┌──
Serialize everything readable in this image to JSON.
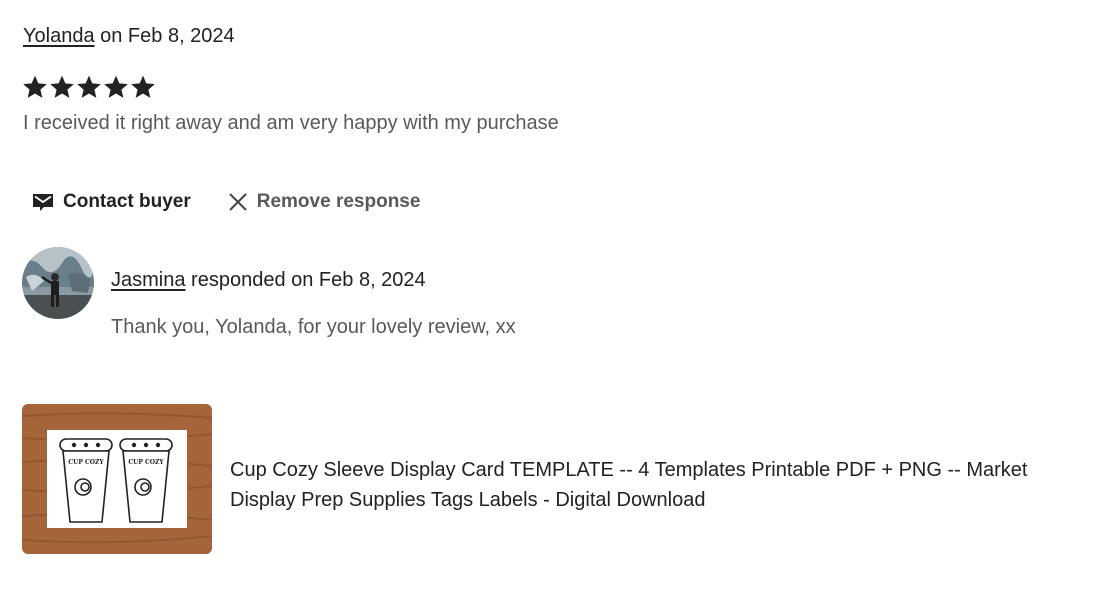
{
  "review": {
    "reviewer_name": "Yolanda",
    "date_text": " on Feb 8, 2024",
    "rating": 5,
    "rating_max": 5,
    "text": "I received it right away and am very happy with my purchase"
  },
  "actions": {
    "contact_label": "Contact buyer",
    "contact_icon": "envelope-icon",
    "remove_label": "Remove response",
    "remove_icon": "close-icon"
  },
  "response": {
    "responder_name": "Jasmina",
    "date_text": " responded on Feb 8, 2024",
    "text": "Thank you, Yolanda, for your lovely review, xx"
  },
  "product": {
    "title": "Cup Cozy Sleeve Display Card TEMPLATE -- 4 Templates Printable PDF + PNG -- Market Display Prep Supplies Tags Labels - Digital Download",
    "thumb_label": "CUP COZY"
  },
  "colors": {
    "text_primary": "#222222",
    "text_secondary": "#595959",
    "wood": "#a5643a"
  }
}
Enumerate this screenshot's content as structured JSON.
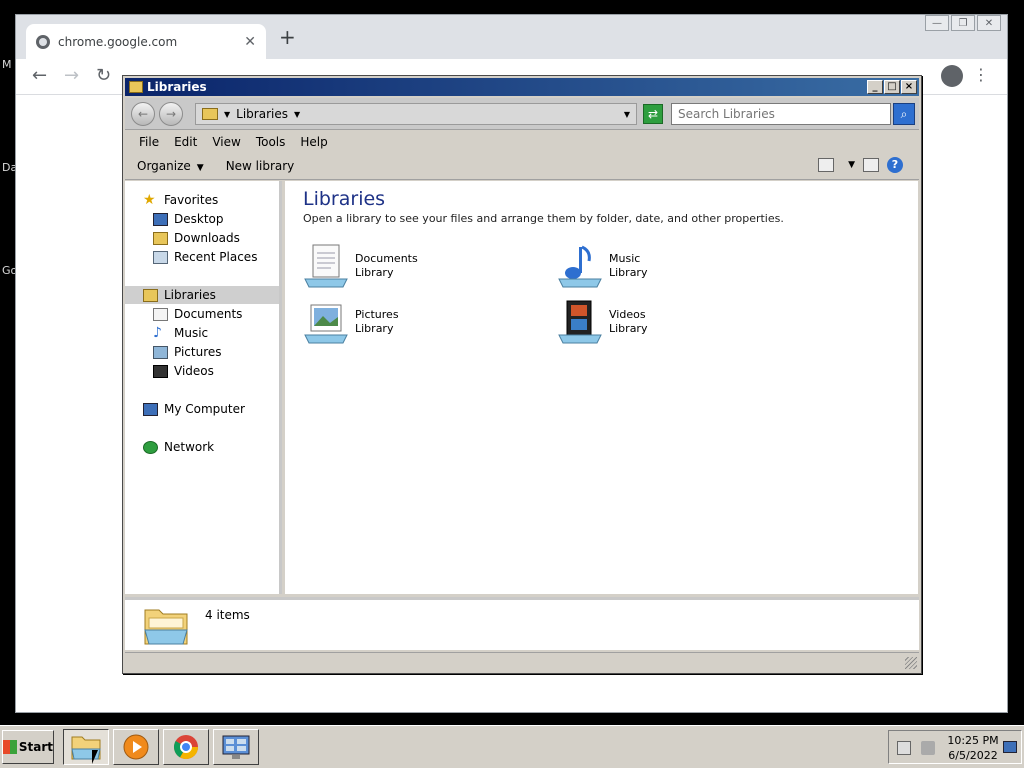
{
  "desktop": {
    "fragments": [
      "M",
      "Da",
      "Go"
    ]
  },
  "chrome": {
    "tab_title": "chrome.google.com",
    "new_tab_symbol": "+",
    "back_symbol": "←",
    "forward_symbol": "→",
    "reload_symbol": "↻",
    "menu_symbol": "⋮",
    "close_tab_symbol": "✕",
    "window_buttons": [
      "—",
      "❐",
      "✕"
    ]
  },
  "explorer": {
    "title": "Libraries",
    "address_text": "Libraries",
    "search_placeholder": "Search Libraries",
    "menu": [
      "File",
      "Edit",
      "View",
      "Tools",
      "Help"
    ],
    "commands": {
      "organize": "Organize",
      "new_library": "New library"
    },
    "nav": {
      "favorites": "Favorites",
      "desktop": "Desktop",
      "downloads": "Downloads",
      "recent_places": "Recent Places",
      "libraries": "Libraries",
      "documents": "Documents",
      "music": "Music",
      "pictures": "Pictures",
      "videos": "Videos",
      "my_computer": "My Computer",
      "network": "Network"
    },
    "content_title": "Libraries",
    "content_subtitle": "Open a library to see your files and arrange them by folder, date, and other properties.",
    "libraries": [
      {
        "name": "Documents",
        "type": "Library"
      },
      {
        "name": "Music",
        "type": "Library"
      },
      {
        "name": "Pictures",
        "type": "Library"
      },
      {
        "name": "Videos",
        "type": "Library"
      }
    ],
    "item_count": "4 items"
  },
  "taskbar": {
    "start_label": "Start",
    "time": "10:25 PM",
    "date": "6/5/2022"
  },
  "colors": {
    "title_bar": "#0a246a",
    "accent_green": "#2e9e3f",
    "accent_blue": "#2e6fd0"
  }
}
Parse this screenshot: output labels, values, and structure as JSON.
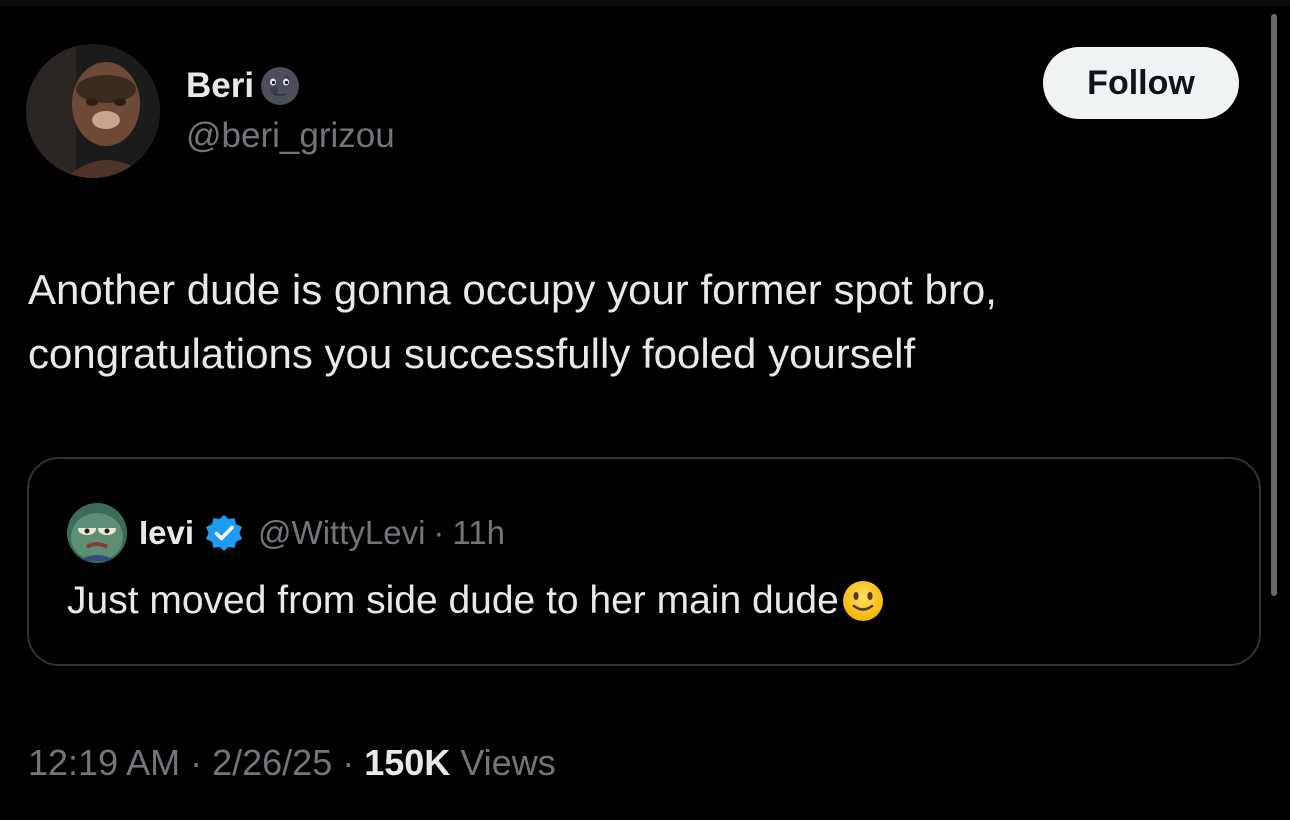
{
  "author": {
    "name": "Beri",
    "handle": "@beri_grizou",
    "emoji_icon": "new-moon-face-icon"
  },
  "follow_label": "Follow",
  "tweet_text": "Another dude is gonna occupy your former spot bro,\ncongratulations you successfully fooled yourself",
  "quoted": {
    "name": "Ɩevi",
    "verified": true,
    "handle": "@WittyLevi",
    "dot": "·",
    "time": "11h",
    "text": "Just moved from side dude to her main dude",
    "emoji_icon": "slightly-smiling-face-icon"
  },
  "meta": {
    "time": "12:19 AM",
    "sep1": "·",
    "date": "2/26/25",
    "sep2": "·",
    "views_count": "150K",
    "views_label": "Views"
  },
  "colors": {
    "background": "#000000",
    "text": "#e7e9ea",
    "secondary": "#71767b",
    "verified": "#1d9bf0",
    "border": "#2f3336"
  }
}
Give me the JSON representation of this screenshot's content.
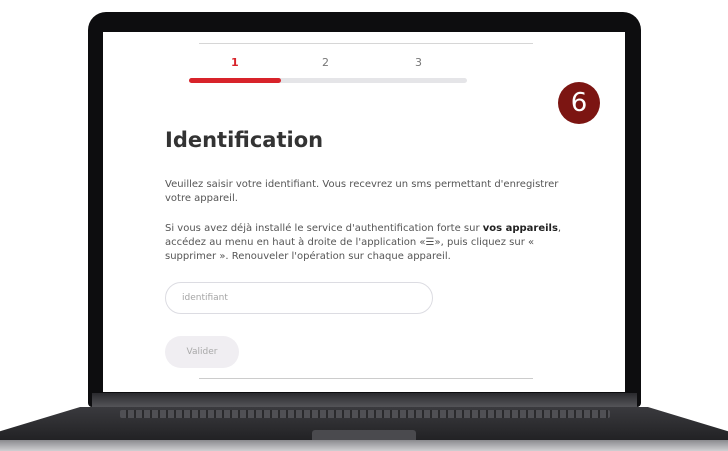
└──
TASK: Search the lines above for the string "handle", then show every one that has it.

OUTPUT FOR THIS TASK:
    "handle": "@beri_grizou",
    "handle": "@WittyLevi",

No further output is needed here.